- [Written request]: Search the material for the string "heading" and copy each line where it occurs.
--- START OF Data listing ---
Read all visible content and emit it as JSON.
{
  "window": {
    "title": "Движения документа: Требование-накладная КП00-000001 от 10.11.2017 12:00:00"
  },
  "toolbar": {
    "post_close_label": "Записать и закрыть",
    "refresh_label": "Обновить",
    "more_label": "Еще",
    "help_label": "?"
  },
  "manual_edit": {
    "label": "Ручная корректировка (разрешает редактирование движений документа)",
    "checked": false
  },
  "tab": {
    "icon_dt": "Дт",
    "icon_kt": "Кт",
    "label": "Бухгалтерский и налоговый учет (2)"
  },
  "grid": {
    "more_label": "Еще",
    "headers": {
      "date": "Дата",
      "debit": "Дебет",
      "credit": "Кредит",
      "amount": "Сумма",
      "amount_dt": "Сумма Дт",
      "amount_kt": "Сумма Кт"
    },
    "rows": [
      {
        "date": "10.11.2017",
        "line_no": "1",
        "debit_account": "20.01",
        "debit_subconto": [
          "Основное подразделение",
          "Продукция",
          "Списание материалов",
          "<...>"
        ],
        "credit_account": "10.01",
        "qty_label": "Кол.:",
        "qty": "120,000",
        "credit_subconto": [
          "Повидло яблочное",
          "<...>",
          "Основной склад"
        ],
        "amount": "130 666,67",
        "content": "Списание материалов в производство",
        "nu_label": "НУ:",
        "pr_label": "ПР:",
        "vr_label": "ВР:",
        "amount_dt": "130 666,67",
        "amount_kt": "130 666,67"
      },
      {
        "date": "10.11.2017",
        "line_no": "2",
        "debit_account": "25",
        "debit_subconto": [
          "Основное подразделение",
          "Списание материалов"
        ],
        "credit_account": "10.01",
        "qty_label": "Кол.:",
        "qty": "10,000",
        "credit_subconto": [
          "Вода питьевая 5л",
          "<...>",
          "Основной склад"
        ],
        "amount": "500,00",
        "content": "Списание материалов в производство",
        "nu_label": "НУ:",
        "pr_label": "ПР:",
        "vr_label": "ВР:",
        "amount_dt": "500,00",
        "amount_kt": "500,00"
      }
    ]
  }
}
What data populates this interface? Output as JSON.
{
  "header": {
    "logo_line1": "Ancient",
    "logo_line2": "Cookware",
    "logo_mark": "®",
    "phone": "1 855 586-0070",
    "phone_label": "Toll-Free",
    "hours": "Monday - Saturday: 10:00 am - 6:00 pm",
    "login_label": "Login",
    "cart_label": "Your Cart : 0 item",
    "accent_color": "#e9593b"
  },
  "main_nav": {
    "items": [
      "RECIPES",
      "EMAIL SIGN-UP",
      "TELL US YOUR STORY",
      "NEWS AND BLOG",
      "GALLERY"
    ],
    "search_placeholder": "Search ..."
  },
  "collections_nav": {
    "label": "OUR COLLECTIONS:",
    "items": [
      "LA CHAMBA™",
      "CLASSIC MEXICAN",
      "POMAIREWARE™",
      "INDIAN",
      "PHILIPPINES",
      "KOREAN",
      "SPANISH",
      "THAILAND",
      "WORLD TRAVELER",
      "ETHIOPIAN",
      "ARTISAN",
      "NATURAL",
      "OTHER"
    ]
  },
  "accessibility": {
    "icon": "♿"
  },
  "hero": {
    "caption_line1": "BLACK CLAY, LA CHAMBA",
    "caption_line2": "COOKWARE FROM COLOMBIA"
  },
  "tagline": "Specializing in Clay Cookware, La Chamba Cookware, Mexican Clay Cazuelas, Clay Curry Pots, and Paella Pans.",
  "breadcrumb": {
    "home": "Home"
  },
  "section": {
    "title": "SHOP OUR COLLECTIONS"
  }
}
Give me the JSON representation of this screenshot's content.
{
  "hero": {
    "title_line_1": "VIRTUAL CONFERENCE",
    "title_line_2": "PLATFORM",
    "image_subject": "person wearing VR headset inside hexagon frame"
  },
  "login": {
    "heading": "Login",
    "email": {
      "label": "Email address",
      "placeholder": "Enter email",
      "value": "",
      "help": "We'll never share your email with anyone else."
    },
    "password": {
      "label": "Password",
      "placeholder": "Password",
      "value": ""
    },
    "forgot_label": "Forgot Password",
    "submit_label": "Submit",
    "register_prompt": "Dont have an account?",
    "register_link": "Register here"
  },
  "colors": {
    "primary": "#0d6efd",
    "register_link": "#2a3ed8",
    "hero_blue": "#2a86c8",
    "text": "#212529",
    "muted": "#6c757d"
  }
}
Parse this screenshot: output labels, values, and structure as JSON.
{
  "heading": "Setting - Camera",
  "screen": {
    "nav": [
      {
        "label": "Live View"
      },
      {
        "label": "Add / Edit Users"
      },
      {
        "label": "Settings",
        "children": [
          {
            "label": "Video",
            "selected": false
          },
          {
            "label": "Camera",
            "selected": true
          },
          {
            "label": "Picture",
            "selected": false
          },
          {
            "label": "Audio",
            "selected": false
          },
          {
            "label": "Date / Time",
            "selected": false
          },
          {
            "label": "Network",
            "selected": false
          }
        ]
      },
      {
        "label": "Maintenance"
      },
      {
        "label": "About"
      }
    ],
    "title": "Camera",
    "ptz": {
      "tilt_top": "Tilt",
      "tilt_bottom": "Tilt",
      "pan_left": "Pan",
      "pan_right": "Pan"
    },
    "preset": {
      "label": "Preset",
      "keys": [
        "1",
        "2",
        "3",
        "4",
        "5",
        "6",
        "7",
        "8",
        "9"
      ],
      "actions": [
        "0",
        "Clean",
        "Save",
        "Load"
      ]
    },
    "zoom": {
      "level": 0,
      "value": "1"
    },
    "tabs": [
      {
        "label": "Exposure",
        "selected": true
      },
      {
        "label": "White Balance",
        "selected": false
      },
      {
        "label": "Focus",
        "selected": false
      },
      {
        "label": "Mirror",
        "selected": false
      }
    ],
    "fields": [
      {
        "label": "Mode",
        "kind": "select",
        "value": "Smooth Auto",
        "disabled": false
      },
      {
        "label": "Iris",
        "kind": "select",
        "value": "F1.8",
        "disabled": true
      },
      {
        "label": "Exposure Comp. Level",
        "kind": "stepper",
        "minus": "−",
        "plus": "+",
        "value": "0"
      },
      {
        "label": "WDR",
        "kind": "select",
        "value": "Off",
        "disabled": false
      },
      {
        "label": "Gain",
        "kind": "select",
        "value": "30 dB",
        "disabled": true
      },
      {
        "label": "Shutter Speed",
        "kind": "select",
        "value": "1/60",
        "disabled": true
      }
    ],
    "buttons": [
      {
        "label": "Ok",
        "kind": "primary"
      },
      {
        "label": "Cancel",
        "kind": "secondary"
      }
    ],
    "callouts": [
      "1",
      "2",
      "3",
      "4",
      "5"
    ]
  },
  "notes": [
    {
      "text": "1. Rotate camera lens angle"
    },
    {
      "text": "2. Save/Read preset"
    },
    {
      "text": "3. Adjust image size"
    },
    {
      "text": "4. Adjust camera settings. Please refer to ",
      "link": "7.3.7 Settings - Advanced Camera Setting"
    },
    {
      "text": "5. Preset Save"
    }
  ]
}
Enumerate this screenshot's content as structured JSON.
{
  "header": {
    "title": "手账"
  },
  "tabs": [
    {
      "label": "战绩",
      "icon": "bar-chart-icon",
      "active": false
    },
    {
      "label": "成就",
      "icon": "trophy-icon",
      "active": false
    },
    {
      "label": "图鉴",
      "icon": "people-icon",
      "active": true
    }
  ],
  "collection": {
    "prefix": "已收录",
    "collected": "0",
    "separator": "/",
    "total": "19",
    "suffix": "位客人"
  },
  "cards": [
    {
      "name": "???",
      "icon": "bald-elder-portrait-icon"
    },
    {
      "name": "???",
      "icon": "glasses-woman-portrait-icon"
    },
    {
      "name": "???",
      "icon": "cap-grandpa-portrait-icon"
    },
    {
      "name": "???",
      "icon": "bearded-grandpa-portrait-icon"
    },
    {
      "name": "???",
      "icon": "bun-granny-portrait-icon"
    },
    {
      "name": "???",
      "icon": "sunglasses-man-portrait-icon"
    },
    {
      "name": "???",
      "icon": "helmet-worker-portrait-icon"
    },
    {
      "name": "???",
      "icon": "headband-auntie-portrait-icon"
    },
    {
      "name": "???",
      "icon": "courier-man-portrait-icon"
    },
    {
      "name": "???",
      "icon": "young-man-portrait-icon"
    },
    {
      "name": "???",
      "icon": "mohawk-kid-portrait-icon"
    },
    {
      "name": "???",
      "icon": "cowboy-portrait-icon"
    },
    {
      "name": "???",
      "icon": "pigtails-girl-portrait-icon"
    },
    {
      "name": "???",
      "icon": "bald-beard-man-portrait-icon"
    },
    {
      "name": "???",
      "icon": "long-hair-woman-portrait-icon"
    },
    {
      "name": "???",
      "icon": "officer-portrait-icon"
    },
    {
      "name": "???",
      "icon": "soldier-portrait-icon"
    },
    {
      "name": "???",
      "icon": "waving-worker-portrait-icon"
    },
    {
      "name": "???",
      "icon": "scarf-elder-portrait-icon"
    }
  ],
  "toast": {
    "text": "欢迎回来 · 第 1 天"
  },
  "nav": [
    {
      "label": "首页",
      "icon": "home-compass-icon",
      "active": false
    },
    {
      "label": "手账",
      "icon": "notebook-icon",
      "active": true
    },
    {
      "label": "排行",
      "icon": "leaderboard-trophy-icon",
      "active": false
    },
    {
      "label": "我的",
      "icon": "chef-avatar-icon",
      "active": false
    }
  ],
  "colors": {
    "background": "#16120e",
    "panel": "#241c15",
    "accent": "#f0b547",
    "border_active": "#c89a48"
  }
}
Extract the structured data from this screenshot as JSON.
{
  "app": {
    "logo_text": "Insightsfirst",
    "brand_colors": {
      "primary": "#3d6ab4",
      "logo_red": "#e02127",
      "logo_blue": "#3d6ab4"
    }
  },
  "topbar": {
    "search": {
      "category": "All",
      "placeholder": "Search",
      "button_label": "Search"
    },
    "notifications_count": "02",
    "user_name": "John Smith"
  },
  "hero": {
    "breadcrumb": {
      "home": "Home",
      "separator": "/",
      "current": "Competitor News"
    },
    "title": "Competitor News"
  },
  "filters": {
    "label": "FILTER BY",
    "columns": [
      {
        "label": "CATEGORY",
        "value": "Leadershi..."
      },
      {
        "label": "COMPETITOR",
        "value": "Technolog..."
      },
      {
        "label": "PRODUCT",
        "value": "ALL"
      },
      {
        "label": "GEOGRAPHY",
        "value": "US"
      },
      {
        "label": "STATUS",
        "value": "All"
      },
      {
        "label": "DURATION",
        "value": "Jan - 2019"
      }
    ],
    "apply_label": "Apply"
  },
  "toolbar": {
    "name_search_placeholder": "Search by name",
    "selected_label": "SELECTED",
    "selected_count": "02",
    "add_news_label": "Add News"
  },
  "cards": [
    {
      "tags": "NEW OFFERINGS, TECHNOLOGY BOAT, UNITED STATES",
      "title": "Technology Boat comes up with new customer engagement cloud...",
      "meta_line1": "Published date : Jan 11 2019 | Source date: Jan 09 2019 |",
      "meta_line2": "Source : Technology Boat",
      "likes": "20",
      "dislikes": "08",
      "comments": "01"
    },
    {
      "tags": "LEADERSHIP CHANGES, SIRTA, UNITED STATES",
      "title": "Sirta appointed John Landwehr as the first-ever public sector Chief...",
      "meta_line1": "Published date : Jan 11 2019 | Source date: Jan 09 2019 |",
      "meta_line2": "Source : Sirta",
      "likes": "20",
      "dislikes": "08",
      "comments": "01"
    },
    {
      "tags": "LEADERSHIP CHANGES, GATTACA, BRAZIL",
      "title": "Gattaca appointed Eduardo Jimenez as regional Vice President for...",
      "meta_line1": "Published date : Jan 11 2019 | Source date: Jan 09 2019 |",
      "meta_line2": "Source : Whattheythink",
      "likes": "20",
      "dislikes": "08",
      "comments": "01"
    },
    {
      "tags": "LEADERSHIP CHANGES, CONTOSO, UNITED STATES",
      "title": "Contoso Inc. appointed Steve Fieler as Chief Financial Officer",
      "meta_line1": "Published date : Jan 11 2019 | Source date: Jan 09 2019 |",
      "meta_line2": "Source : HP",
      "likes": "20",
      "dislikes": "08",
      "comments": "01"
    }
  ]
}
--- END OF Data listing ---
- [Exercise answer]:
    "heading": "Login",
  "heading": "Setting - Camera",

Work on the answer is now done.